▶ **TASKS AND EXERCISES**:
[a] Answer these questions from the Long Beach Unit passage:
(i) In what year did waterflooding begin in the Long Beach Unit?
(ii) Which reservoir zone does the passage call the most prolific?
(iii) What three factors complicated the petrophysical analysis of the unconsolidated sediments?
[b] Write out the Long Beach Unit passage from "The seismic data" up to and including "and heavy minerals.", renaming "heavy minerals" to "dense minerals".
---------- DOCUMENT PASSAGE ----------
Tye, Robert S.1, Creties Jenkins1, Don Michel2, Scott Grasse3, Genliang Guo3, Scott Prior4 (1) DeGolyer and MacNaughton, Dallas, TX (2) DeGolyer and MacNaughton, (3) Oxy Long Beach Inc, Long Beach, CA (4) THUMS Long Beach Company, Long Beach, CA

 

Waterflooding of deep-water sandstones in the Long Beach Unit (LBU) began in 1965. Over the years, production from these unconsolidated, Mio-Pliocene reservoirs has been influenced by numerous technological advances and reservoir analyses. In 2005-06, a reservoir characterization study of the eastern portion of the most prolific reservoir zone (the Ranger Zone) was undertaken using a 3D seismic survey, core data, and logs from more than 900 wells.

 

The seismic data facilitated structural horizon mapping and fault delineation, and also holds promise for guiding the distribution of reservoir properties. Core data allowed depositional interpretations and the calibration of net sandstone, porosity, and water saturation calculations from the logs. Petrophysical analysis of the unconsolidated sediments was complicated by conflicting core data, variable lithofacies, and heavy minerals.
---------- RAW DATA ----------
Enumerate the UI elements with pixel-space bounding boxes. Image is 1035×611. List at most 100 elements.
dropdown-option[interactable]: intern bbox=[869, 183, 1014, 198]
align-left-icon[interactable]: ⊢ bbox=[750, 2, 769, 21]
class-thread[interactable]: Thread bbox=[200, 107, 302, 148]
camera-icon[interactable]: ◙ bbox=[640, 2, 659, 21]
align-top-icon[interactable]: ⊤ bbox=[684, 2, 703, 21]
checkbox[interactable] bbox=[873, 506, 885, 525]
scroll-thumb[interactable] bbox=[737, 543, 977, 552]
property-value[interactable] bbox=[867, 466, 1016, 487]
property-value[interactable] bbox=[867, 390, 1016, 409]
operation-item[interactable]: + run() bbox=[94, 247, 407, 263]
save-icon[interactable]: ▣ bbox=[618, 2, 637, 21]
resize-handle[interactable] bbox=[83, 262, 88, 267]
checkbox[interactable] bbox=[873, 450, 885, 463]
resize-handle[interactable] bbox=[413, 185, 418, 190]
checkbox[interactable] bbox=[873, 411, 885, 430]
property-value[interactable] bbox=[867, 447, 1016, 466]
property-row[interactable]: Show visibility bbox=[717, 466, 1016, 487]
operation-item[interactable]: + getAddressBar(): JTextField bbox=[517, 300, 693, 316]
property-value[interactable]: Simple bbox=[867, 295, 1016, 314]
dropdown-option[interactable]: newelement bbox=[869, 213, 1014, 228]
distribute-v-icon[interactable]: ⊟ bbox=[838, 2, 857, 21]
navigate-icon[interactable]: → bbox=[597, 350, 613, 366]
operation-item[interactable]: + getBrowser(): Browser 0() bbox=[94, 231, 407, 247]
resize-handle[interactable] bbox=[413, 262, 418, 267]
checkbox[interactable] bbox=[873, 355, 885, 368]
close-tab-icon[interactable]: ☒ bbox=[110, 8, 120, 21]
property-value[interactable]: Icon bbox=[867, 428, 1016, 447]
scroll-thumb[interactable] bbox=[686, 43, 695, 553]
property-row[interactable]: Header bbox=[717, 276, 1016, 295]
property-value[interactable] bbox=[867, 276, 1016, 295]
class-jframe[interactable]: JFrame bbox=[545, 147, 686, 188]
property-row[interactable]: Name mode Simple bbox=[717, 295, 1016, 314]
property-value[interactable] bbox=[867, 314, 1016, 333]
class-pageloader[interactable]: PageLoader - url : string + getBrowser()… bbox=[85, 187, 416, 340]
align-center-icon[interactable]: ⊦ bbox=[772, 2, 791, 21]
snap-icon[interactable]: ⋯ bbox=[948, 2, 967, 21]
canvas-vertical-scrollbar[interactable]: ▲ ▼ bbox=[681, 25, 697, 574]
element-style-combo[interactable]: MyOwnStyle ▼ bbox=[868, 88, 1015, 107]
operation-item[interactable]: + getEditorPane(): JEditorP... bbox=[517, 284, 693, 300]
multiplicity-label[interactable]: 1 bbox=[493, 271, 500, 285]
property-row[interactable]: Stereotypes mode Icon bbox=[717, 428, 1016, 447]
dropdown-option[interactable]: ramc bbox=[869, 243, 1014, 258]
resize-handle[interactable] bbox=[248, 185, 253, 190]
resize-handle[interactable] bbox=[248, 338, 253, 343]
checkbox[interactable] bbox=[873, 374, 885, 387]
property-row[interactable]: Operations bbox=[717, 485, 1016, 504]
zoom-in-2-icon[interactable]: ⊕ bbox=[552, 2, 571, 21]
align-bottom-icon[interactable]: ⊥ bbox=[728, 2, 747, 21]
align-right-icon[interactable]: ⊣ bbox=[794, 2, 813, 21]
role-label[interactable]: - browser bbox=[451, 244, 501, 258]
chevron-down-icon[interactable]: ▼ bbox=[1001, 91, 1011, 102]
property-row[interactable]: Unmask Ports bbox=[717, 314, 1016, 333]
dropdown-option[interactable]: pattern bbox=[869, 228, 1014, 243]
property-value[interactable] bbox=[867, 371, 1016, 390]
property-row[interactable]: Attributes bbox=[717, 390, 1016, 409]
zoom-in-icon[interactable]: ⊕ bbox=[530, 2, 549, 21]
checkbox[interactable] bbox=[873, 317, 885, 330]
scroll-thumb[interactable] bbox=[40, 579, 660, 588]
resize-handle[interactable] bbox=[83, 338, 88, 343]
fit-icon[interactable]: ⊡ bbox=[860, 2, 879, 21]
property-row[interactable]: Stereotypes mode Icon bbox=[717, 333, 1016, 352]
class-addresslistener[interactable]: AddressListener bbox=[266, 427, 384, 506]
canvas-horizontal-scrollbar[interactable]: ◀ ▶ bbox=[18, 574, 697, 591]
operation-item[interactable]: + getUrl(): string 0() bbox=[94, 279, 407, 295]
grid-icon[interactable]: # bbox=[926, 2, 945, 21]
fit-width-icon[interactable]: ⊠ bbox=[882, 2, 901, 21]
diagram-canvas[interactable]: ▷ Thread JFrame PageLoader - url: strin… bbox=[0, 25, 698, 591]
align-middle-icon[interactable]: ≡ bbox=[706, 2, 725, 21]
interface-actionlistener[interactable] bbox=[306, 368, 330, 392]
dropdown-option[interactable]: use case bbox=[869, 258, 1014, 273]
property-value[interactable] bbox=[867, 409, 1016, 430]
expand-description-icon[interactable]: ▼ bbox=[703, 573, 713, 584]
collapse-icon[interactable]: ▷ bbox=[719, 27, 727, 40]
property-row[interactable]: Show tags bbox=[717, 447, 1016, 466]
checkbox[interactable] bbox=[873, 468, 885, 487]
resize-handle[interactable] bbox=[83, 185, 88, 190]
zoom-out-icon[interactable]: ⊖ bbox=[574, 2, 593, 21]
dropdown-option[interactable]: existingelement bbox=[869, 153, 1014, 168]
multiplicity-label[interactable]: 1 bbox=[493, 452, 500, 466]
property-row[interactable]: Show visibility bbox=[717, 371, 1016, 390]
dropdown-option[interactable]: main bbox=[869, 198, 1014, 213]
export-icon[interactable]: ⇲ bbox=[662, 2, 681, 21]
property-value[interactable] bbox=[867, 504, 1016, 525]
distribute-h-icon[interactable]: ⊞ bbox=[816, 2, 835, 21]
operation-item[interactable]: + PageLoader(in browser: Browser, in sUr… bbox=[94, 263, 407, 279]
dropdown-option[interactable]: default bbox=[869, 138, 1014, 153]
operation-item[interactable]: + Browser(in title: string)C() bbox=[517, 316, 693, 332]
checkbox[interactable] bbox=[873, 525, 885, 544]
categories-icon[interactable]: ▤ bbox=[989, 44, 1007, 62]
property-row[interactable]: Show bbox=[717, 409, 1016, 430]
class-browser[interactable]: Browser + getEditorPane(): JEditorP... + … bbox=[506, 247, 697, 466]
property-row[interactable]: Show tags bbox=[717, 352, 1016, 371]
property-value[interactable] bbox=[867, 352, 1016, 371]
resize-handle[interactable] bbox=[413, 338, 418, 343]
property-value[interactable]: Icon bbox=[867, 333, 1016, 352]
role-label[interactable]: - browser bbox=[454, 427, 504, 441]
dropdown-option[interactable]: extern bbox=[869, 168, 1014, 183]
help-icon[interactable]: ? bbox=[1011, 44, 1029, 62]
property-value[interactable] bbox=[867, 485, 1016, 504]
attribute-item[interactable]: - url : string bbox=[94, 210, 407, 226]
----------
▶ **ANSWERS FOR EACH ITEM**:
[a]
(i) 1965
(ii) The Ranger Zone
(iii) Conflicting core data, variable lithofacies, and heavy minerals

[b]
The seismic data facilitated structural horizon mapping and fault delineation, and also holds promise for guiding the distribution of reservoir properties. Core data allowed depositional interpretations and the calibration of net sandstone, porosity, and water saturation calculations from the logs. Petrophysical analysis of the unconsolidated sediments was complicated by conflicting core data, variable lithofacies, and dense minerals.